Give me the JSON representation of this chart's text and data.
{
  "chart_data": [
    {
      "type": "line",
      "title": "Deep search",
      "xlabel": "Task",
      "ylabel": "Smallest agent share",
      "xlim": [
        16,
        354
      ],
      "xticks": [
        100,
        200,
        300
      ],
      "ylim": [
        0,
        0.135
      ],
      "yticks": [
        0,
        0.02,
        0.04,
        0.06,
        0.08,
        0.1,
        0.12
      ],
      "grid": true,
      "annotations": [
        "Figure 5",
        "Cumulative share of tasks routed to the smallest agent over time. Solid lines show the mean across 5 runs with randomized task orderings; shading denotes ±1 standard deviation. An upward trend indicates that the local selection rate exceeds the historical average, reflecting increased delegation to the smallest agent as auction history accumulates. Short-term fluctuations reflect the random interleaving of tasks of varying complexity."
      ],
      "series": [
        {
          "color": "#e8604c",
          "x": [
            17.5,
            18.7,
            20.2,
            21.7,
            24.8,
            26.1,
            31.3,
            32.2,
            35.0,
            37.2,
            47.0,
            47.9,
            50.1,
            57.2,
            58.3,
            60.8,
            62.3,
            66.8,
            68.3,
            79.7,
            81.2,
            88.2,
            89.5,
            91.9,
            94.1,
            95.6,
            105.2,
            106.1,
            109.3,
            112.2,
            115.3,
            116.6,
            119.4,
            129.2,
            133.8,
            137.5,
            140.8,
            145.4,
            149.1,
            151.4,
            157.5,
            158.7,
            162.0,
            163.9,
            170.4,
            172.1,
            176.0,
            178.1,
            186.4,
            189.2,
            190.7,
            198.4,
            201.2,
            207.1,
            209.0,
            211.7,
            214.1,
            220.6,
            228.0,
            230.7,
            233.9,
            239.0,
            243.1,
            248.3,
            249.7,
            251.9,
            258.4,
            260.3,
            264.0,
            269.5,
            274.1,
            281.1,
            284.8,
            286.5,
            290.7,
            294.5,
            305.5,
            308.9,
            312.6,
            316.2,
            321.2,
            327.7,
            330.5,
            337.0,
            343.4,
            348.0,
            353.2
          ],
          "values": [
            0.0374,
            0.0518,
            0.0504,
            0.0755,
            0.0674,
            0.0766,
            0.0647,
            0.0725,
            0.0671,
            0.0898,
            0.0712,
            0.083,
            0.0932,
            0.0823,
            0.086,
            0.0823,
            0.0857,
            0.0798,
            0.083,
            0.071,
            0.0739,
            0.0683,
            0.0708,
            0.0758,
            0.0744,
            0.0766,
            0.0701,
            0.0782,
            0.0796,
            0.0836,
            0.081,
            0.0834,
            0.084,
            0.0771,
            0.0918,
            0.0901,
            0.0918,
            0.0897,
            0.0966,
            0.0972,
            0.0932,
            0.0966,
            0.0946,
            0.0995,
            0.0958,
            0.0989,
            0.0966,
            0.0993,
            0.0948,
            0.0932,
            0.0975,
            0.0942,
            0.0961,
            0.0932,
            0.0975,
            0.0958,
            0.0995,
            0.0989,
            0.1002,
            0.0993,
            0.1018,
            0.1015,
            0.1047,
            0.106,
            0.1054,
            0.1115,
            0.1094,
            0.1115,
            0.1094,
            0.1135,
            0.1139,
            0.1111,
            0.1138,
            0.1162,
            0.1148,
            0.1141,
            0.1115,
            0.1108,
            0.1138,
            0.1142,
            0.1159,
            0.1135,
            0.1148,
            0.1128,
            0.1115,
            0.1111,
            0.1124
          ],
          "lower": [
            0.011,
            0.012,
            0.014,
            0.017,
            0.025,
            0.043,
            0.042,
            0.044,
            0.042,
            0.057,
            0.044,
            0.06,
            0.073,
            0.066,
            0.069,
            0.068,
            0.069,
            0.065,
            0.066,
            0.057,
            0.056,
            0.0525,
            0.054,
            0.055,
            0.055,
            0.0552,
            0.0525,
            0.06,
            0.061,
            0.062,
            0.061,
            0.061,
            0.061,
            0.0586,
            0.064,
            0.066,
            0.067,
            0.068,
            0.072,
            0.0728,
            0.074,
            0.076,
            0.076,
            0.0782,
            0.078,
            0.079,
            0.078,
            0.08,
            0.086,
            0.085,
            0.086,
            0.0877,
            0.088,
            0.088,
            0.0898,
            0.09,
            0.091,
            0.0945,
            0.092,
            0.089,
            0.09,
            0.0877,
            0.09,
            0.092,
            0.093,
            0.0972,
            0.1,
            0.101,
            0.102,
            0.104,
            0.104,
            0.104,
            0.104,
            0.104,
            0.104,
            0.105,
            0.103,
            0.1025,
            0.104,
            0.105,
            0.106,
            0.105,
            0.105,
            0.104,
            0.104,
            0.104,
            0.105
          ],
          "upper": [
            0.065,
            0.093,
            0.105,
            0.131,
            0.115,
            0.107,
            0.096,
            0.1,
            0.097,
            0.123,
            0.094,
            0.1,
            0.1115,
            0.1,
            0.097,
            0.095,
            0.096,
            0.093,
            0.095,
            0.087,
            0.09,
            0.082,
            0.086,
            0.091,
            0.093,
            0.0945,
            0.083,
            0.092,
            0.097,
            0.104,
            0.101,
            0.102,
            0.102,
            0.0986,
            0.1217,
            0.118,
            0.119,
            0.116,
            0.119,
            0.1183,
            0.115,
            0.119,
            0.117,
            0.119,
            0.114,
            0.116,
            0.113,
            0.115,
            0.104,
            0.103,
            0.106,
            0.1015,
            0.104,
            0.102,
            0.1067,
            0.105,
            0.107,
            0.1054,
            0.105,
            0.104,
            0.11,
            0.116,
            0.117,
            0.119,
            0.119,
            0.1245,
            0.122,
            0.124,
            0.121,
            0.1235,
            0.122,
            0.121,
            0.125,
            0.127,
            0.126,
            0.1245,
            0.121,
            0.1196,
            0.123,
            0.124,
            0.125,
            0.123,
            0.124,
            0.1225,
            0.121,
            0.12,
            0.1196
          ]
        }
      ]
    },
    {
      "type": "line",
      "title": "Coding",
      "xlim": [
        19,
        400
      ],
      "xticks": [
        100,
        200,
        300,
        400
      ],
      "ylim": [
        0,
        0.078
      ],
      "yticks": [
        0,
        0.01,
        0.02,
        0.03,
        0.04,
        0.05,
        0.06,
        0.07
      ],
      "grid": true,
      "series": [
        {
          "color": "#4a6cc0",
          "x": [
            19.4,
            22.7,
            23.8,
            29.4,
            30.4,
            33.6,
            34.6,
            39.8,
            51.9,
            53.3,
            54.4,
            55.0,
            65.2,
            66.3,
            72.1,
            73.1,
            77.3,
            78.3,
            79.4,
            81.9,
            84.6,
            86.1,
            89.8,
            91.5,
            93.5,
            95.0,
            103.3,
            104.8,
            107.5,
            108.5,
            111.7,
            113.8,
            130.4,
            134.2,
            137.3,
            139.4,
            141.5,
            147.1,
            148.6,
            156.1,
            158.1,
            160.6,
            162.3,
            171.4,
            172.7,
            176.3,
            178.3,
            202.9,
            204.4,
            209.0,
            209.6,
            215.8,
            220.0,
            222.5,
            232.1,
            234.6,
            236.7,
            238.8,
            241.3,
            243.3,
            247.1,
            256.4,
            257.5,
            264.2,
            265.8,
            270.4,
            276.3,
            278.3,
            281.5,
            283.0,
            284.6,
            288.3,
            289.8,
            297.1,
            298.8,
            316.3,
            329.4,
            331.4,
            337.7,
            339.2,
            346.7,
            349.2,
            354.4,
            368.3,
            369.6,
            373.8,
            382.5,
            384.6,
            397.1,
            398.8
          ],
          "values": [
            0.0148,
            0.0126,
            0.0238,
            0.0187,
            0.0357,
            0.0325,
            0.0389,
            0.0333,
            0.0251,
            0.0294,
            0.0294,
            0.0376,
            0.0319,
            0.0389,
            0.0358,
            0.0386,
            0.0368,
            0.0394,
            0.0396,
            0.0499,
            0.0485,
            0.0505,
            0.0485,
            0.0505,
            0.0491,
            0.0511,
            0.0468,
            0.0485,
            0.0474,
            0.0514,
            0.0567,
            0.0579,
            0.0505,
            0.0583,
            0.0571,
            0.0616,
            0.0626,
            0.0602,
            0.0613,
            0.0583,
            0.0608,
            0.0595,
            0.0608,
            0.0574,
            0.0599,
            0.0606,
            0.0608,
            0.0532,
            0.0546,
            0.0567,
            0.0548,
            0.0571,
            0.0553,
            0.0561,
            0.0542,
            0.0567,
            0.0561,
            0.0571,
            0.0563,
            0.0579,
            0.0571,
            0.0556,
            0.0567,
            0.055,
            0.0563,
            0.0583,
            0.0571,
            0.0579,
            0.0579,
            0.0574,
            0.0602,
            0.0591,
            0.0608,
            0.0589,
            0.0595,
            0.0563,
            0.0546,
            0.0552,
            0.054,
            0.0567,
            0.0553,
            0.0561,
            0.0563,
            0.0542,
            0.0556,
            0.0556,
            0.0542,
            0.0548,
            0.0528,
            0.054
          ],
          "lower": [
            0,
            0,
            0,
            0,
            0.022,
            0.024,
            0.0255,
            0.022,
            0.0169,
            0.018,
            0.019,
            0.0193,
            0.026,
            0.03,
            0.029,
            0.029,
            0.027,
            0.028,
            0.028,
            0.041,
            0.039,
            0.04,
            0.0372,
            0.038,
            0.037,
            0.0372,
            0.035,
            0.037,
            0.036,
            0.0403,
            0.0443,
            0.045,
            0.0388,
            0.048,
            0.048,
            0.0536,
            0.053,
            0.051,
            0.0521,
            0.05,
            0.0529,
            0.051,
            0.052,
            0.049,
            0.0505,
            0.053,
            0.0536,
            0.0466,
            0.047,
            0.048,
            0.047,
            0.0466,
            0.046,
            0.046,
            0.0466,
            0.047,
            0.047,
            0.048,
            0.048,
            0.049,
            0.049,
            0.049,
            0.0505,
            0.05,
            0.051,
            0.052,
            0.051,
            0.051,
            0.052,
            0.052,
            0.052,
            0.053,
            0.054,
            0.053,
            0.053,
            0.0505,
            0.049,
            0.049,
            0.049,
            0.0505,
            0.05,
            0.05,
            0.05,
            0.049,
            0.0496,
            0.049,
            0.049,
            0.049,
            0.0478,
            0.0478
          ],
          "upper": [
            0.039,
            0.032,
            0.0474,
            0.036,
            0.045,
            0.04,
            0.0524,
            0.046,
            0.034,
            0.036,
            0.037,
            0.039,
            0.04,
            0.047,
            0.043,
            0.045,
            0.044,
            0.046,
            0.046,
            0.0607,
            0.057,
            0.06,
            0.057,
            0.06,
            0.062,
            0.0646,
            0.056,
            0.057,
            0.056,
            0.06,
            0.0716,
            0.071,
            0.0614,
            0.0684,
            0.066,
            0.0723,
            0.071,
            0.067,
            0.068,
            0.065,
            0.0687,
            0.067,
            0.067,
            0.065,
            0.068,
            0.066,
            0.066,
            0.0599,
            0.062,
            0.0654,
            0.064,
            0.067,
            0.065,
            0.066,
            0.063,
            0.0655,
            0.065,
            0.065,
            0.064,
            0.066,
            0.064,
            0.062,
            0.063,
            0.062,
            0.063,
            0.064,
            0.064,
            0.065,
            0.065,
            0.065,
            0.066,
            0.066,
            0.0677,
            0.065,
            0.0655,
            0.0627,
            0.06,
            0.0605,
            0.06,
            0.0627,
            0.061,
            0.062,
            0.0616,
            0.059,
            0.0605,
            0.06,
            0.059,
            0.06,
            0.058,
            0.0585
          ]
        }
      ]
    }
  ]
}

■ ■ ■ ■

### TASK INSTRUCTIONS
Scan the material above. Extract every line in which the word "share" occurs.

### EXPECTED ANSWER
      "ylabel": "Smallest agent share",
        "Cumulative share of tasks routed to the smallest agent over time. Solid lines show the mean across 5 runs with randomized task orderings; shading denotes ±1 standard deviation. An upward trend indicates that the local selection rate exceeds the historical average, reflecting increased delegation to the smallest agent as auction history accumulates. Short-term fluctuations reflect the random interleaving of tasks of varying complexity."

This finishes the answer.